Data records
....

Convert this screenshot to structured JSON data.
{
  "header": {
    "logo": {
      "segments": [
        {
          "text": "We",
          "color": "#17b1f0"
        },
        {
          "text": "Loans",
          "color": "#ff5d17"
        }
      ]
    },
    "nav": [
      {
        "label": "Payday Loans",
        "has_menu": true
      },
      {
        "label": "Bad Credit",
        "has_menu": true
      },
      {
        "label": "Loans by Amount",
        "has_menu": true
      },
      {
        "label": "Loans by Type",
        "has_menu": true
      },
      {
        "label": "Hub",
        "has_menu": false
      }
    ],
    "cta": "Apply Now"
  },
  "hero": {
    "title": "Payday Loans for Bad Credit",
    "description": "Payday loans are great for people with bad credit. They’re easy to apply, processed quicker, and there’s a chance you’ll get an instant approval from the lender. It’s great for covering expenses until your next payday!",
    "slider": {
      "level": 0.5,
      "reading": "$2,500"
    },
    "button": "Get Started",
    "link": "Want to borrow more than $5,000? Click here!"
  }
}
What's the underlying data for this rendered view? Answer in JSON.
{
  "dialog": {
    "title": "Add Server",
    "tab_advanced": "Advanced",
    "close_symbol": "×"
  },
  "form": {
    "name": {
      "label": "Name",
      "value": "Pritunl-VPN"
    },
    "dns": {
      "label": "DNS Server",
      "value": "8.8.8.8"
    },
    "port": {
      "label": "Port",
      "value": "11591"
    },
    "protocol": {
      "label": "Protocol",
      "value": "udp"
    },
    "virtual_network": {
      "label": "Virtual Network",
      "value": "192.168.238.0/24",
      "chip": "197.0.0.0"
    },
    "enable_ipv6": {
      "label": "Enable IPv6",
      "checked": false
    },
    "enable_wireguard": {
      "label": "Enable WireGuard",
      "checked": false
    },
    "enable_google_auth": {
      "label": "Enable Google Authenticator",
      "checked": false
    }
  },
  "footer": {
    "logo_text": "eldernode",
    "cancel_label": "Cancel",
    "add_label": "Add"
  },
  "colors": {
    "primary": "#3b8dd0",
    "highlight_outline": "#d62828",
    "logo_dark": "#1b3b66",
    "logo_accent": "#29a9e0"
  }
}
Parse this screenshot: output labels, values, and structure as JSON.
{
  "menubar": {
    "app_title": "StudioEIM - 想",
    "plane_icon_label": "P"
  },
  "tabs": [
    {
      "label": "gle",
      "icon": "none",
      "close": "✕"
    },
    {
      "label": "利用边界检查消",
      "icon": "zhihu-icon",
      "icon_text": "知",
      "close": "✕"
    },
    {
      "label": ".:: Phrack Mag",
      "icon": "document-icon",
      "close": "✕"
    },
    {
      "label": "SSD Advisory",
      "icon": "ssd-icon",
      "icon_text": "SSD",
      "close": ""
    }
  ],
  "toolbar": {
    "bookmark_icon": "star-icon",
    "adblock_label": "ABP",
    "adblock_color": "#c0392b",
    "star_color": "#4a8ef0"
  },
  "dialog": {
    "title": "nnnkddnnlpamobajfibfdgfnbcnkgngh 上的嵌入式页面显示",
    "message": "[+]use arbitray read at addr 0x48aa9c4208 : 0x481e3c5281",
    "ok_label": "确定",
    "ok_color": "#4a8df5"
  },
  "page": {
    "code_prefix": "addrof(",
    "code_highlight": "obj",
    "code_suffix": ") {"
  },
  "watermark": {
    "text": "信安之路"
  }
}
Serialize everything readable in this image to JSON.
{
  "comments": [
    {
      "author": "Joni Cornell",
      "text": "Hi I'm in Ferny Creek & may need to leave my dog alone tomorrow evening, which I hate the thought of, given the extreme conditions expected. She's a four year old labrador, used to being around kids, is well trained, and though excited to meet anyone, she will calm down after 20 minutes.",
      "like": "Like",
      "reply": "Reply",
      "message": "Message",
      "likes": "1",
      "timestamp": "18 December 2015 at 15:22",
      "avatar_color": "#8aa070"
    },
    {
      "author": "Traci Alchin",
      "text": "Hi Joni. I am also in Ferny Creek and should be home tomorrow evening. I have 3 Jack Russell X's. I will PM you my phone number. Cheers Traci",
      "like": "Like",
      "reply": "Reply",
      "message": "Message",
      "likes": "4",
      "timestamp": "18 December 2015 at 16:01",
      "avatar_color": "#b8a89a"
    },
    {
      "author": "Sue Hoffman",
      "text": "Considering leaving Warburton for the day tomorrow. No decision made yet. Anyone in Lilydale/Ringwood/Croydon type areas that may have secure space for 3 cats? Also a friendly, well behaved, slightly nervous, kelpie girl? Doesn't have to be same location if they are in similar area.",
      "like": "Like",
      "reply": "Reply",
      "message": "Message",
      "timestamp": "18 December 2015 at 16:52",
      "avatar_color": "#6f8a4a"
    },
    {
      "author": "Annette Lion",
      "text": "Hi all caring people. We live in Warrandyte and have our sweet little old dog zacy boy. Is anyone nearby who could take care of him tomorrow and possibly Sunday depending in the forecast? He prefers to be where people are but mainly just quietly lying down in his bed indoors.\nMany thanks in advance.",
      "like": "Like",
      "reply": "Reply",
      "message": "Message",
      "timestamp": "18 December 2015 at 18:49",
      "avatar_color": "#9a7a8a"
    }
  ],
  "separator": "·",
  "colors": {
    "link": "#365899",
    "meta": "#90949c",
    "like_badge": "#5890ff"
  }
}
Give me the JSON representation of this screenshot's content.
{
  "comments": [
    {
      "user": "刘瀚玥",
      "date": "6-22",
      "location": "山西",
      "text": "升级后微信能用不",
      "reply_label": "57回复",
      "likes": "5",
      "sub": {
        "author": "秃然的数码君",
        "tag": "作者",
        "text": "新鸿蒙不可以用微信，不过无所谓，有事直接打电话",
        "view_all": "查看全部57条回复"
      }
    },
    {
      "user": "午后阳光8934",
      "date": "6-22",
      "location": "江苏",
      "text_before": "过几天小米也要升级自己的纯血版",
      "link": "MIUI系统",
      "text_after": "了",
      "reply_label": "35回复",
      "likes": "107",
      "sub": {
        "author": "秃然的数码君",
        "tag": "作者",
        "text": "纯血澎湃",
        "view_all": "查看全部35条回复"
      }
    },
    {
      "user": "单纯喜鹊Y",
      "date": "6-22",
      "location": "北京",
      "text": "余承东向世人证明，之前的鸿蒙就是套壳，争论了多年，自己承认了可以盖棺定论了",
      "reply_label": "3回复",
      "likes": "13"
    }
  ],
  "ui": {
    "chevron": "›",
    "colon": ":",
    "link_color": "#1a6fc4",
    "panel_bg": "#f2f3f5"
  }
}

....

The problem - Find the string "this" in the listing and return every line that holds it.

Result -
Convert this screenshot to structured JSON data.
What's the underlying data for this rendered view? Answer in JSON.
Parse this screenshot: output labels, values, and structure as JSON.
Serialize everything readable in this image to JSON.
Give me the JSON representation of this screenshot's content.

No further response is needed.